(Some records)
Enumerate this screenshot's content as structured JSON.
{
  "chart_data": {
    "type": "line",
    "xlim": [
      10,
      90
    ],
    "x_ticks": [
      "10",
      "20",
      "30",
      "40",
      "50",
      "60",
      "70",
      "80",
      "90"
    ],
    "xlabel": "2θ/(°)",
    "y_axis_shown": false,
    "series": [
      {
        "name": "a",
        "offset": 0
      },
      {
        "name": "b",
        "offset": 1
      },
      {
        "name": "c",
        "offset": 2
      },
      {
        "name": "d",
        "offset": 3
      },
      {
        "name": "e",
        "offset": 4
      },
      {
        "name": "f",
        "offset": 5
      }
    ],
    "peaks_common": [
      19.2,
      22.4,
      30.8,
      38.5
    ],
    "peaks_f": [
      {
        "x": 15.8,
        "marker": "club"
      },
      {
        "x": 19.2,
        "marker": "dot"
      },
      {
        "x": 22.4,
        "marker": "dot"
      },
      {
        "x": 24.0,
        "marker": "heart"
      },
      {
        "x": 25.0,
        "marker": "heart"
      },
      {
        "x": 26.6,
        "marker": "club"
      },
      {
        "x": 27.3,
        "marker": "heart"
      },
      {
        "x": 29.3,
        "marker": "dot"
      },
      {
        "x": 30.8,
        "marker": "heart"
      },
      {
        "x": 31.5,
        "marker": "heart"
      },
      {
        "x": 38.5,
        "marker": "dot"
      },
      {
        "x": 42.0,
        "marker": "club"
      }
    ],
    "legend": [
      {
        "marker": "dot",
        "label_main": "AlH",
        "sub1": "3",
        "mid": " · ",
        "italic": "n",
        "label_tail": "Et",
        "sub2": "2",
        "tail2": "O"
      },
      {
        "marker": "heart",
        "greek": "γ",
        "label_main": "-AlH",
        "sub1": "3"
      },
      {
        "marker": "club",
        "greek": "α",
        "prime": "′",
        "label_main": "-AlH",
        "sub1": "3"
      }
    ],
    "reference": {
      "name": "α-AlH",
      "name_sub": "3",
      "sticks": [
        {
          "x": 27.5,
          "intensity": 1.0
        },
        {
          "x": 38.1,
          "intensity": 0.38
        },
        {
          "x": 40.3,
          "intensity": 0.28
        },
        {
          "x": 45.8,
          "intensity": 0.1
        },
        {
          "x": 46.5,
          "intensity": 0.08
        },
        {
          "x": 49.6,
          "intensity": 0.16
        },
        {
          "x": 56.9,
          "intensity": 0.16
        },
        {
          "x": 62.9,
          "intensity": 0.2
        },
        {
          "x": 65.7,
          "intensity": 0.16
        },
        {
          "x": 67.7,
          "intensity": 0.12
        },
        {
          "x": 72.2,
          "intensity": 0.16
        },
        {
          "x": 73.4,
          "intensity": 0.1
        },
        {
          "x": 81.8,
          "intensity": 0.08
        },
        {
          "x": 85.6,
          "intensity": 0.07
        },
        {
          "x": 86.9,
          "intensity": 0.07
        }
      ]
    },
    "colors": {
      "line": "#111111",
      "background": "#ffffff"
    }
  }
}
---
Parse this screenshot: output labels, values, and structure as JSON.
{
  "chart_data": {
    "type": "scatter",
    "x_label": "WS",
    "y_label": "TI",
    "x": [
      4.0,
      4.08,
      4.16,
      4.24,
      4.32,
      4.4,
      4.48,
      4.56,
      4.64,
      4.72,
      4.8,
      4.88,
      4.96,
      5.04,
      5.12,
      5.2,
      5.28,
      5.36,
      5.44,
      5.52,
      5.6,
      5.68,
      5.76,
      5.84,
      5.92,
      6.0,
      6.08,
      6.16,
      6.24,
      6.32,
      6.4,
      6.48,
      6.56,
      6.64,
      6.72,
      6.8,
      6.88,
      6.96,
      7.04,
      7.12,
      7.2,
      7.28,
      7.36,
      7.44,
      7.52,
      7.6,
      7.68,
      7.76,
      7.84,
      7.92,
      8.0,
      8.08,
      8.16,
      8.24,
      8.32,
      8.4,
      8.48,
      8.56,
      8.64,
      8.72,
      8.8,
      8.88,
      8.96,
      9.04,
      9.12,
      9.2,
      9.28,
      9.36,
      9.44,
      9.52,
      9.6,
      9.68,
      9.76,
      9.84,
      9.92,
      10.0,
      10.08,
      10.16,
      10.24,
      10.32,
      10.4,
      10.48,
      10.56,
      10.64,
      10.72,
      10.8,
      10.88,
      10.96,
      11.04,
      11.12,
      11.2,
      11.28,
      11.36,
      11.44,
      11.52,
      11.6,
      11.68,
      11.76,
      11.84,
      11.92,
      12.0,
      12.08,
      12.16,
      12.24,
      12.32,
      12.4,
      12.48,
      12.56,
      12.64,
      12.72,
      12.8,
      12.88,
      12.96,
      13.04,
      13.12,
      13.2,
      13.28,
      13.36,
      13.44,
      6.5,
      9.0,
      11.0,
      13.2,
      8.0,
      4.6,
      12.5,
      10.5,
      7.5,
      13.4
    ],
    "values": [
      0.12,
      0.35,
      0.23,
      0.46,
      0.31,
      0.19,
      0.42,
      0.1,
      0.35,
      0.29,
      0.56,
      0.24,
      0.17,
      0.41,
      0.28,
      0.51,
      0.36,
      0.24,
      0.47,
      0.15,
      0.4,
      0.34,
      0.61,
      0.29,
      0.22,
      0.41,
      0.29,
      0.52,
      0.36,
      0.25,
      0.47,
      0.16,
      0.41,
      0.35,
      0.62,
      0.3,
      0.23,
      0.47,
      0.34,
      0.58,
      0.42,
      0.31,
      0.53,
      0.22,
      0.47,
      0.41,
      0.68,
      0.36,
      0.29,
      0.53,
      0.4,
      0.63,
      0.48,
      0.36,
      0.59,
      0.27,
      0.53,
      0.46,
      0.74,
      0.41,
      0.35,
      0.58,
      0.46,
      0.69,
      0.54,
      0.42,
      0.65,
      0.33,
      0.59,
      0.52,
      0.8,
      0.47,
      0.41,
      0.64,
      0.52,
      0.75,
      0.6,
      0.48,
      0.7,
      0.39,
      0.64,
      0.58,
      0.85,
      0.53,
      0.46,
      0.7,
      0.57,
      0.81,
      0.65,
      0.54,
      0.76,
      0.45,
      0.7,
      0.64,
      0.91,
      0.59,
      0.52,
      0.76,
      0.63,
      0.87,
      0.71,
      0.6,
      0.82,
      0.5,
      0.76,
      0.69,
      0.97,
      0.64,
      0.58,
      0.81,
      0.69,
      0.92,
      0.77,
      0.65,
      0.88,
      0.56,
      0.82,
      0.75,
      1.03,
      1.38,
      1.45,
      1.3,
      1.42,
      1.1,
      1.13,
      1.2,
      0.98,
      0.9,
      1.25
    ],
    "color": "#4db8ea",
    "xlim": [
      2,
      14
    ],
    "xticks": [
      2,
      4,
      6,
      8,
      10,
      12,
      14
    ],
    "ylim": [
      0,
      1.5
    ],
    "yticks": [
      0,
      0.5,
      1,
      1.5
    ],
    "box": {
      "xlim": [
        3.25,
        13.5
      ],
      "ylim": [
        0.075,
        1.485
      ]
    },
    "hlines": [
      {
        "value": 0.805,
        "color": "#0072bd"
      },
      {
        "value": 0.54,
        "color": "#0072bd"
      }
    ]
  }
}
==
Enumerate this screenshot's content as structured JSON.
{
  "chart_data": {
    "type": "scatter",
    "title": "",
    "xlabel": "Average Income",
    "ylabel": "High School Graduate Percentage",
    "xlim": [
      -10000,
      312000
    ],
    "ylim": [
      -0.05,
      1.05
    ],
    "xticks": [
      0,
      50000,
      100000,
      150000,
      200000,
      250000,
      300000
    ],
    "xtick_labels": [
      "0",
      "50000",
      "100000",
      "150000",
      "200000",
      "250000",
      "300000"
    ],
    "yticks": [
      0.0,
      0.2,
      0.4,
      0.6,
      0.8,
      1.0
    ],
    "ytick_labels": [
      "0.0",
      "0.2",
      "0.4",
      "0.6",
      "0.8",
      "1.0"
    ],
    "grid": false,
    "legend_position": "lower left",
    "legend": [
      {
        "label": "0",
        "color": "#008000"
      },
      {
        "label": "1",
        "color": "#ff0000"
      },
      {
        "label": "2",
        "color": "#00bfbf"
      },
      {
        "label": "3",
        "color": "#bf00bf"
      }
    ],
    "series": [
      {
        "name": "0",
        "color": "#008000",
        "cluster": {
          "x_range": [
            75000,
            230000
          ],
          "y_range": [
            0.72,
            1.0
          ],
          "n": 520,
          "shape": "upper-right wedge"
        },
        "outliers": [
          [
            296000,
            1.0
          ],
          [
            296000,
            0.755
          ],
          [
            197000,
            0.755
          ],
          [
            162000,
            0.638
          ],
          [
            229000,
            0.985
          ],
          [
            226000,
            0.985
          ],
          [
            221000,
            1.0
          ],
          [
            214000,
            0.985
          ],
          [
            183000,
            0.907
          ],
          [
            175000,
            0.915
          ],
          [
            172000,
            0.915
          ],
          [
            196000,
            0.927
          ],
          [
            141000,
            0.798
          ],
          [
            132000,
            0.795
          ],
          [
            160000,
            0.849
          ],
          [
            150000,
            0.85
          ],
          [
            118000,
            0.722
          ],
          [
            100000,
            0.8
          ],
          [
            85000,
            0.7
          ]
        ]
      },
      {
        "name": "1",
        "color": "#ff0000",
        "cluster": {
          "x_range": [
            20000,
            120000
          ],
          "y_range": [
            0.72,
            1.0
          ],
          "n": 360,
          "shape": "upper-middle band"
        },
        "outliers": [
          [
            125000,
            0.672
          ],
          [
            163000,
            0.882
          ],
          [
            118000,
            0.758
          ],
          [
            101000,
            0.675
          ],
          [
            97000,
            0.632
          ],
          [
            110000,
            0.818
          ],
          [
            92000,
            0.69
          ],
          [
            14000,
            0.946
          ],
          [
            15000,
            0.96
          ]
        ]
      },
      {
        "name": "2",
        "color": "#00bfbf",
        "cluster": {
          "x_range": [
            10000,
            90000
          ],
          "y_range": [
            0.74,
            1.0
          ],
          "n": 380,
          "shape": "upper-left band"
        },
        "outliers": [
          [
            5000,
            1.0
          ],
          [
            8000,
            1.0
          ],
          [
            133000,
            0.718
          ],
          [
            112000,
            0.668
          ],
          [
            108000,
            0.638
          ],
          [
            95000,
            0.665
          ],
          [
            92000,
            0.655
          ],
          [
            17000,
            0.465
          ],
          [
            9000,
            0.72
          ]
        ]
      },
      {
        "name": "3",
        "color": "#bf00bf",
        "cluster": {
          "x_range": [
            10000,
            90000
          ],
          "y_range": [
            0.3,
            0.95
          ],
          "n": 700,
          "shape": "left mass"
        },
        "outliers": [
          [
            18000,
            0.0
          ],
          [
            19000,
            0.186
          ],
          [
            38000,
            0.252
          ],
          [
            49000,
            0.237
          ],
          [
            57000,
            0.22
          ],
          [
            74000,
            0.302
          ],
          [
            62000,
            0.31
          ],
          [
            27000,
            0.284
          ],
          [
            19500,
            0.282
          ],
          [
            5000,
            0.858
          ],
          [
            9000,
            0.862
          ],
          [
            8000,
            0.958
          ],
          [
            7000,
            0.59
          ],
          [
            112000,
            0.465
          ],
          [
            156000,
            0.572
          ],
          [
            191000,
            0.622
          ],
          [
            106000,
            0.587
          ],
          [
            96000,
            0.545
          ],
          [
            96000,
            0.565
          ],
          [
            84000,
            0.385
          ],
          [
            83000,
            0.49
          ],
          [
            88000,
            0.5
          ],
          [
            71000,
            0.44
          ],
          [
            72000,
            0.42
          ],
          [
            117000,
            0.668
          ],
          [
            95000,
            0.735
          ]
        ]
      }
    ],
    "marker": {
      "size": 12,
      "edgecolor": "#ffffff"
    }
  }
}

Written task: Look through the entries and return every line where "values" appears.

Answer to this problem:
Parse this screenshot: output labels, values, and structure as JSON.
    "values": [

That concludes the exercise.